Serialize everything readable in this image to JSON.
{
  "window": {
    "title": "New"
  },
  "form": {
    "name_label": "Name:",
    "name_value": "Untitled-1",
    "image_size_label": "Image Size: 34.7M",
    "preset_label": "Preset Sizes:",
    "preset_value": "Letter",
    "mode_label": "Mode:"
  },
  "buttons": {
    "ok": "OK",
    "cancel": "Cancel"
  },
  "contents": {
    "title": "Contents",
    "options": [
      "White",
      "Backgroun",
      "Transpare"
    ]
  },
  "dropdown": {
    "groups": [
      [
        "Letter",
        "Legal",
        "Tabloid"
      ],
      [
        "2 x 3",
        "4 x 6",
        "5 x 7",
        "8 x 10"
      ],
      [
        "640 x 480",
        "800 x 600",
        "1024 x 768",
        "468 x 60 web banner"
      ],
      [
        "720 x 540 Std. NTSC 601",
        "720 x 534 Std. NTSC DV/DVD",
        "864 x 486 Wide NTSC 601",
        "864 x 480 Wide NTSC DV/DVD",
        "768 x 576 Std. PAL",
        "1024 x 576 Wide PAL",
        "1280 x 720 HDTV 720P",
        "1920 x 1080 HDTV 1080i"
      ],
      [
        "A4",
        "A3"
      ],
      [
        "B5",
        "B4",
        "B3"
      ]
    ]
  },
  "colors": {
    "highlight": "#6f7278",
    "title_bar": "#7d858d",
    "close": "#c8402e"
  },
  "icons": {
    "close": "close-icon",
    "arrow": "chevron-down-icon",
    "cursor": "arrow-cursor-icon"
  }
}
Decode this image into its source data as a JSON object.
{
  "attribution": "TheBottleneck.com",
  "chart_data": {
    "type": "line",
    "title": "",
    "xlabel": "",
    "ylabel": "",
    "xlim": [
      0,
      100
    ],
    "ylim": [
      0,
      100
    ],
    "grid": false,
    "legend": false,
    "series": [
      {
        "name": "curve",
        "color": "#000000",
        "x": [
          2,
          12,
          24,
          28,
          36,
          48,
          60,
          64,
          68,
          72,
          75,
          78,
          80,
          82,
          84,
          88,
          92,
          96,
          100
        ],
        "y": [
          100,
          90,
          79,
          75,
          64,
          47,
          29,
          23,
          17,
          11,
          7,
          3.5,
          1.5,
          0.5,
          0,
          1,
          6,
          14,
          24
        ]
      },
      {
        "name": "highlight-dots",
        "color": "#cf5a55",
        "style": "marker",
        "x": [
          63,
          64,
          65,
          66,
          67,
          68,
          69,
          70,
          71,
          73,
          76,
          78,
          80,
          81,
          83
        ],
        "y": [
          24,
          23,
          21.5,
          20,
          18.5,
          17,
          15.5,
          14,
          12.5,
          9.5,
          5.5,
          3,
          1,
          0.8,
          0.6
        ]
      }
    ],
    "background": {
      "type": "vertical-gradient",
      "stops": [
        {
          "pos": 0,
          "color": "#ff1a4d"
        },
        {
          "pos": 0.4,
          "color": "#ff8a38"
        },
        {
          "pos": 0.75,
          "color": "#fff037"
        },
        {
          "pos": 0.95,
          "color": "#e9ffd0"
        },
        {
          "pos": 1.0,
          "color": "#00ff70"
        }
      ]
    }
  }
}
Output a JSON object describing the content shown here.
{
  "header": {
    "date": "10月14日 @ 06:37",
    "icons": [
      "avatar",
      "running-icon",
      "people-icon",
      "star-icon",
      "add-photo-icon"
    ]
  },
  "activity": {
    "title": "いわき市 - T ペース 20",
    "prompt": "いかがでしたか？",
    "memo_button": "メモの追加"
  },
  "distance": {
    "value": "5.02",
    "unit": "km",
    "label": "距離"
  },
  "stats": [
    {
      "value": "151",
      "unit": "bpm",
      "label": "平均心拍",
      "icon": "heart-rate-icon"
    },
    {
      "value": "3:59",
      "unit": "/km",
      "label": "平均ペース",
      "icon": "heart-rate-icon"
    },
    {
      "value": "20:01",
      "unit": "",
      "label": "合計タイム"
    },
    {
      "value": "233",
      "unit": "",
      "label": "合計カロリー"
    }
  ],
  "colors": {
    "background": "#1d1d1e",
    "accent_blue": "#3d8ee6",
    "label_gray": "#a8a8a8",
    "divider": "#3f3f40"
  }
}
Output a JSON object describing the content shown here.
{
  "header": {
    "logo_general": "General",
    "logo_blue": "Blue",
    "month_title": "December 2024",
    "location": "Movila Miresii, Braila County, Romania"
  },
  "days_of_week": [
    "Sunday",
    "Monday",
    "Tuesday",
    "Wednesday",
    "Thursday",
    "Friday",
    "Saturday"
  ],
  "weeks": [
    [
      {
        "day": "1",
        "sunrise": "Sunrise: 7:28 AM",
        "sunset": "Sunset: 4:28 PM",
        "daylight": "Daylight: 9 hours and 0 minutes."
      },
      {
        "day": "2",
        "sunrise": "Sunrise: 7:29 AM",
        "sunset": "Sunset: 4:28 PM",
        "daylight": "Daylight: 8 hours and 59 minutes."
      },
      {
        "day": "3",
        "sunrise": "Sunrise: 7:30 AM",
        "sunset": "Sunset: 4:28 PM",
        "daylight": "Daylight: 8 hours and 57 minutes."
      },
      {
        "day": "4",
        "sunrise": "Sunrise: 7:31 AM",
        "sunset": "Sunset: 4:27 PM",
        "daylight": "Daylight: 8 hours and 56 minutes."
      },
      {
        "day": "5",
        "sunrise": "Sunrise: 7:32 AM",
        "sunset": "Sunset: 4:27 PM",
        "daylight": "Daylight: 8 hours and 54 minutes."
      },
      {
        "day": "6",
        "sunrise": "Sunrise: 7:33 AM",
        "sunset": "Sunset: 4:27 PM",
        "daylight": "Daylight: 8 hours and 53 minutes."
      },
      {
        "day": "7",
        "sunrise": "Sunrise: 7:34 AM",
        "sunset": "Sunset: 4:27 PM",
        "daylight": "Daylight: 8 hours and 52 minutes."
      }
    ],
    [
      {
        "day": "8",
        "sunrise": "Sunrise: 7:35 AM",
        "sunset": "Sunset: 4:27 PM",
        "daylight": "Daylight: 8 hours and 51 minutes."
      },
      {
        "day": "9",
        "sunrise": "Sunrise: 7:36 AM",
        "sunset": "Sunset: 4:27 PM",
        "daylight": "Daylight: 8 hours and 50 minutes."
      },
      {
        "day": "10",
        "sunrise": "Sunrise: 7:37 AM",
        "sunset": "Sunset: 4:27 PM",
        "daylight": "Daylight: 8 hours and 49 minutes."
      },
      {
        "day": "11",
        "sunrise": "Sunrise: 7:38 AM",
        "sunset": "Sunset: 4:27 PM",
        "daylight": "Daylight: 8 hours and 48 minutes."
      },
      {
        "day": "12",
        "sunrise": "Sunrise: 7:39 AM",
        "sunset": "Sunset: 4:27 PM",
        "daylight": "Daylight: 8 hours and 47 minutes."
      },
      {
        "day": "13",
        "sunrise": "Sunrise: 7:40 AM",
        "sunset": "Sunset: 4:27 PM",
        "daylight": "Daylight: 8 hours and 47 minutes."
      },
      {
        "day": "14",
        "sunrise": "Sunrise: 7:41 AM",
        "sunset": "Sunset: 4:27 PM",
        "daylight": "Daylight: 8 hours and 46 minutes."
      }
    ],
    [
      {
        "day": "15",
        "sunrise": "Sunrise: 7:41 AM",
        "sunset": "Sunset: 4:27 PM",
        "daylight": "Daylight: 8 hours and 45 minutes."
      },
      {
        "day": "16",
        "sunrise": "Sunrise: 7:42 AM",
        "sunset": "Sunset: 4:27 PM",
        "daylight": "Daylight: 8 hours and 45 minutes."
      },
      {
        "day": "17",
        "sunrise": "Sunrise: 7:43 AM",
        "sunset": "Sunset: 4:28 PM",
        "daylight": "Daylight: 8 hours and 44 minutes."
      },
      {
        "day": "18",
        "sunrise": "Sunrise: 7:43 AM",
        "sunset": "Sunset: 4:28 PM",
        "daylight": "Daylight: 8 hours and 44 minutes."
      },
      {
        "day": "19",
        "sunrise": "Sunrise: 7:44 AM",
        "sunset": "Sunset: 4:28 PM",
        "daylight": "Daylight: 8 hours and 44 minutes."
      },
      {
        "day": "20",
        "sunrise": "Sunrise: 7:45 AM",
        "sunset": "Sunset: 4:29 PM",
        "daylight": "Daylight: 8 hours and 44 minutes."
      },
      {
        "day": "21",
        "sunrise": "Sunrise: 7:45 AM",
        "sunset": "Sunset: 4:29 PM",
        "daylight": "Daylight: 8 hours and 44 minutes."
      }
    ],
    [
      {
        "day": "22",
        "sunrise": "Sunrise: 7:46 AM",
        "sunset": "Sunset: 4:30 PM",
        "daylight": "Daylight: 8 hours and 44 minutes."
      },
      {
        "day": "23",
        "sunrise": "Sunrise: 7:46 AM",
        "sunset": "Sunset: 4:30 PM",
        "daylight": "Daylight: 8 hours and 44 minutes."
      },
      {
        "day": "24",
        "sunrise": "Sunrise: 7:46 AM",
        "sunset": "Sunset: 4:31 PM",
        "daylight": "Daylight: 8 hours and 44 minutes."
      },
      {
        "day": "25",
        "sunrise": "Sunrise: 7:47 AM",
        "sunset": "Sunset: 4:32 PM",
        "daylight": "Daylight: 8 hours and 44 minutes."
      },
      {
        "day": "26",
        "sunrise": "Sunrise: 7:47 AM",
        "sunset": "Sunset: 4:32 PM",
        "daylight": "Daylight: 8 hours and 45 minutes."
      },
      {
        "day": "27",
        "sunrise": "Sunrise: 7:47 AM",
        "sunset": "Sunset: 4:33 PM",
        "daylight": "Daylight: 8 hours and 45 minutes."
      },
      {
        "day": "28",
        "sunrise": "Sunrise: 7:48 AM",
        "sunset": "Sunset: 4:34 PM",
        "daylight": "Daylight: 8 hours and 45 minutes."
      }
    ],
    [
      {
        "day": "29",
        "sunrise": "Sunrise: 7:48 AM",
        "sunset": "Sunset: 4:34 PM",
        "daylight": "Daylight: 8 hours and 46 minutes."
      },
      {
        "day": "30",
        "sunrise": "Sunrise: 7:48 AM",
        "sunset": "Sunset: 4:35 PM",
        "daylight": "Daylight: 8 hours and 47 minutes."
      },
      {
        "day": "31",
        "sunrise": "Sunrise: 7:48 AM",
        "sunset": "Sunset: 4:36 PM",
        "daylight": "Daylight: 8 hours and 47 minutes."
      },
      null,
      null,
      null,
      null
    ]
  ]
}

________

== WORK INSTRUCTIONS ==
Pick out the lines that have the word "Wide". Copy them all.

== RESPONSE BELOW ==
        "864 x 486 Wide NTSC 601",
        "864 x 480 Wide NTSC DV/DVD",
        "1024 x 576 Wide PAL",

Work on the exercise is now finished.